_Directions_
Quote each line of the material verbatim, without the pictures.

_Data for the task_
⟨
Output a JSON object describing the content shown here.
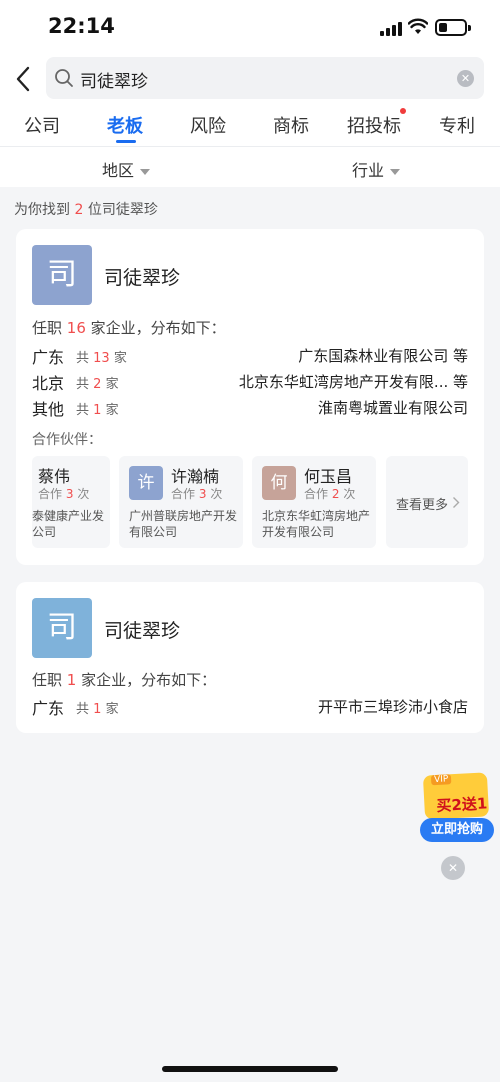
{
  "status": {
    "time": "22:14"
  },
  "search": {
    "query": "司徒翠珍"
  },
  "tabs": [
    {
      "label": "公司"
    },
    {
      "label": "老板"
    },
    {
      "label": "风险"
    },
    {
      "label": "商标"
    },
    {
      "label": "招投标"
    },
    {
      "label": "专利"
    }
  ],
  "active_tab": "老板",
  "filters": {
    "region": "地区",
    "industry": "行业"
  },
  "result": {
    "prefix": "为你找到",
    "count": "2",
    "suffix": "位司徒翠珍"
  },
  "cards": [
    {
      "avatar_char": "司",
      "avatar_color": "#8da3cf",
      "name": "司徒翠珍",
      "summary_prefix": "任职",
      "summary_count": "16",
      "summary_suffix": "家企业，分布如下：",
      "regions": [
        {
          "name": "广东",
          "count_prefix": "共",
          "count": "13",
          "count_suffix": "家",
          "company": "广东国森林业有限公司 等"
        },
        {
          "name": "北京",
          "count_prefix": "共",
          "count": "2",
          "count_suffix": "家",
          "company": "北京东华虹湾房地产开发有限... 等"
        },
        {
          "name": "其他",
          "count_prefix": "共",
          "count": "1",
          "count_suffix": "家",
          "company": "淮南粤城置业有限公司"
        }
      ],
      "partners_label": "合作伙伴：",
      "partners": [
        {
          "avatar_char": "",
          "name": "蔡伟",
          "collab_prefix": "合作",
          "collab_count": "3",
          "collab_suffix": "次",
          "company_line1": "泰健康产业发",
          "company_line2": "公司"
        },
        {
          "avatar_char": "许",
          "avatar_color": "#8da3cf",
          "name": "许瀚楠",
          "collab_prefix": "合作",
          "collab_count": "3",
          "collab_suffix": "次",
          "company_line1": "广州普联房地产开发",
          "company_line2": "有限公司"
        },
        {
          "avatar_char": "何",
          "avatar_color": "#c6a399",
          "name": "何玉昌",
          "collab_prefix": "合作",
          "collab_count": "2",
          "collab_suffix": "次",
          "company_line1": "北京东华虹湾房地产",
          "company_line2": "开发有限公司"
        }
      ],
      "see_more": "查看更多"
    },
    {
      "avatar_char": "司",
      "avatar_color": "#7fb2da",
      "name": "司徒翠珍",
      "summary_prefix": "任职",
      "summary_count": "1",
      "summary_suffix": "家企业，分布如下：",
      "regions": [
        {
          "name": "广东",
          "count_prefix": "共",
          "count": "1",
          "count_suffix": "家",
          "company": "开平市三埠珍沛小食店"
        }
      ]
    }
  ],
  "promo": {
    "badge": "VIP",
    "headline": "买2送1",
    "button": "立即抢购"
  }
}
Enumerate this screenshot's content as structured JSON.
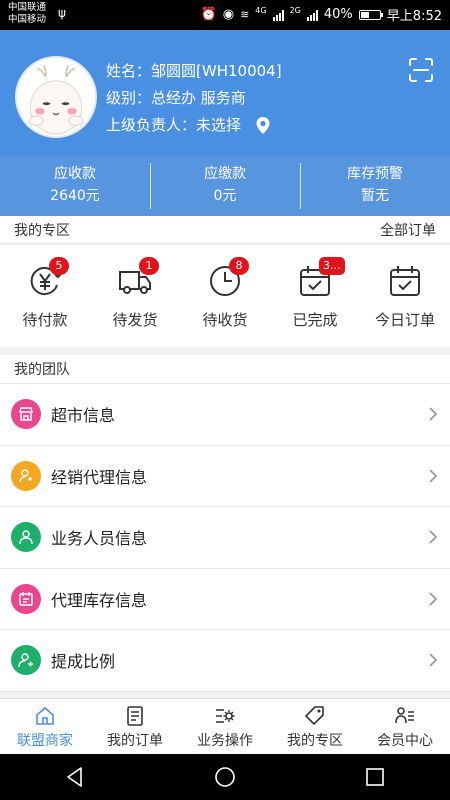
{
  "status_bar": {
    "carrier1": "中国联通",
    "carrier2": "中国移动",
    "net1": "4G",
    "net2": "2G",
    "battery": "40%",
    "time": "早上8:52"
  },
  "profile": {
    "name_label": "姓名：",
    "name_value": "邹圆圆[WH10004]",
    "level_label": "级别：",
    "level_value": "总经办 服务商",
    "superior_label": "上级负责人：",
    "superior_value": "未选择"
  },
  "stats": [
    {
      "label": "应收款",
      "value": "2640元"
    },
    {
      "label": "应缴款",
      "value": "0元"
    },
    {
      "label": "库存预警",
      "value": "暂无"
    }
  ],
  "zone": {
    "title": "我的专区",
    "all_orders": "全部订单",
    "items": [
      {
        "label": "待付款",
        "badge": "5",
        "icon": "yen-refresh-icon"
      },
      {
        "label": "待发货",
        "badge": "1",
        "icon": "truck-icon"
      },
      {
        "label": "待收货",
        "badge": "8",
        "icon": "clock-icon"
      },
      {
        "label": "已完成",
        "badge": "3...",
        "icon": "calendar-check-icon"
      },
      {
        "label": "今日订单",
        "badge": "",
        "icon": "calendar-check-icon"
      }
    ]
  },
  "team": {
    "title": "我的团队",
    "items": [
      {
        "label": "超市信息",
        "color": "#e8478d",
        "icon": "store-icon"
      },
      {
        "label": "经销代理信息",
        "color": "#f5a623",
        "icon": "agent-icon"
      },
      {
        "label": "业务人员信息",
        "color": "#1fae6c",
        "icon": "person-icon"
      },
      {
        "label": "代理库存信息",
        "color": "#e8478d",
        "icon": "inventory-icon"
      },
      {
        "label": "提成比例",
        "color": "#1fae6c",
        "icon": "person-plus-icon"
      }
    ]
  },
  "tabs": [
    {
      "label": "联盟商家",
      "active": true
    },
    {
      "label": "我的订单",
      "active": false
    },
    {
      "label": "业务操作",
      "active": false
    },
    {
      "label": "我的专区",
      "active": false
    },
    {
      "label": "会员中心",
      "active": false
    }
  ],
  "colors": {
    "accent": "#4a90e2",
    "badge": "#e0141a"
  }
}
⟩
_Correct result_
Output a JSON object describing the content shown here.
{
  "status": {
    "time": "22:14"
  },
  "search": {
    "query": "司徒翠珍"
  },
  "tabs": [
    {
      "label": "公司"
    },
    {
      "label": "老板"
    },
    {
      "label": "风险"
    },
    {
      "label": "商标"
    },
    {
      "label": "招投标"
    },
    {
      "label": "专利"
    }
  ],
  "active_tab": "老板",
  "filters": {
    "region": "地区",
    "industry": "行业"
  },
  "result": {
    "prefix": "为你找到",
    "count": "2",
    "suffix": "位司徒翠珍"
  },
  "cards": [
    {
      "avatar_char": "司",
      "avatar_color": "#8da3cf",
      "name": "司徒翠珍",
      "summary_prefix": "任职",
      "summary_count": "16",
      "summary_suffix": "家企业，分布如下：",
      "regions": [
        {
          "name": "广东",
          "count_prefix": "共",
          "count": "13",
          "count_suffix": "家",
          "company": "广东国森林业有限公司 等"
        },
        {
          "name": "北京",
          "count_prefix": "共",
          "count": "2",
          "count_suffix": "家",
          "company": "北京东华虹湾房地产开发有限... 等"
        },
        {
          "name": "其他",
          "count_prefix": "共",
          "count": "1",
          "count_suffix": "家",
          "company": "淮南粤城置业有限公司"
        }
      ],
      "partners_label": "合作伙伴：",
      "partners": [
        {
          "avatar_char": "",
          "name": "蔡伟",
          "collab_prefix": "合作",
          "collab_count": "3",
          "collab_suffix": "次",
          "company_line1": "泰健康产业发",
          "company_line2": "公司"
        },
        {
          "avatar_char": "许",
          "avatar_color": "#8da3cf",
          "name": "许瀚楠",
          "collab_prefix": "合作",
          "collab_count": "3",
          "collab_suffix": "次",
          "company_line1": "广州普联房地产开发",
          "company_line2": "有限公司"
        },
        {
          "avatar_char": "何",
          "avatar_color": "#c6a399",
          "name": "何玉昌",
          "collab_prefix": "合作",
          "collab_count": "2",
          "collab_suffix": "次",
          "company_line1": "北京东华虹湾房地产",
          "company_line2": "开发有限公司"
        }
      ],
      "see_more": "查看更多"
    },
    {
      "avatar_char": "司",
      "avatar_color": "#7fb2da",
      "name": "司徒翠珍",
      "summary_prefix": "任职",
      "summary_count": "1",
      "summary_suffix": "家企业，分布如下：",
      "regions": [
        {
          "name": "广东",
          "count_prefix": "共",
          "count": "1",
          "count_suffix": "家",
          "company": "开平市三埠珍沛小食店"
        }
      ]
    }
  ],
  "promo": {
    "badge": "VIP",
    "headline": "买2送1",
    "button": "立即抢购"
  }
}
Enumerate this screenshot's content as structured JSON.
{
  "status_bar": {
    "carrier1": "中国联通",
    "carrier2": "中国移动",
    "net1": "4G",
    "net2": "2G",
    "battery": "40%",
    "time": "早上8:52"
  },
  "profile": {
    "name_label": "姓名：",
    "name_value": "邹圆圆[WH10004]",
    "level_label": "级别：",
    "level_value": "总经办 服务商",
    "superior_label": "上级负责人：",
    "superior_value": "未选择"
  },
  "stats": [
    {
      "label": "应收款",
      "value": "2640元"
    },
    {
      "label": "应缴款",
      "value": "0元"
    },
    {
      "label": "库存预警",
      "value": "暂无"
    }
  ],
  "zone": {
    "title": "我的专区",
    "all_orders": "全部订单",
    "items": [
      {
        "label": "待付款",
        "badge": "5",
        "icon": "yen-refresh-icon"
      },
      {
        "label": "待发货",
        "badge": "1",
        "icon": "truck-icon"
      },
      {
        "label": "待收货",
        "badge": "8",
        "icon": "clock-icon"
      },
      {
        "label": "已完成",
        "badge": "3...",
        "icon": "calendar-check-icon"
      },
      {
        "label": "今日订单",
        "badge": "",
        "icon": "calendar-check-icon"
      }
    ]
  },
  "team": {
    "title": "我的团队",
    "items": [
      {
        "label": "超市信息",
        "color": "#e8478d",
        "icon": "store-icon"
      },
      {
        "label": "经销代理信息",
        "color": "#f5a623",
        "icon": "agent-icon"
      },
      {
        "label": "业务人员信息",
        "color": "#1fae6c",
        "icon": "person-icon"
      },
      {
        "label": "代理库存信息",
        "color": "#e8478d",
        "icon": "inventory-icon"
      },
      {
        "label": "提成比例",
        "color": "#1fae6c",
        "icon": "person-plus-icon"
      }
    ]
  },
  "tabs": [
    {
      "label": "联盟商家",
      "active": true
    },
    {
      "label": "我的订单",
      "active": false
    },
    {
      "label": "业务操作",
      "active": false
    },
    {
      "label": "我的专区",
      "active": false
    },
    {
      "label": "会员中心",
      "active": false
    }
  ],
  "colors": {
    "accent": "#4a90e2",
    "badge": "#e0141a"
  }
}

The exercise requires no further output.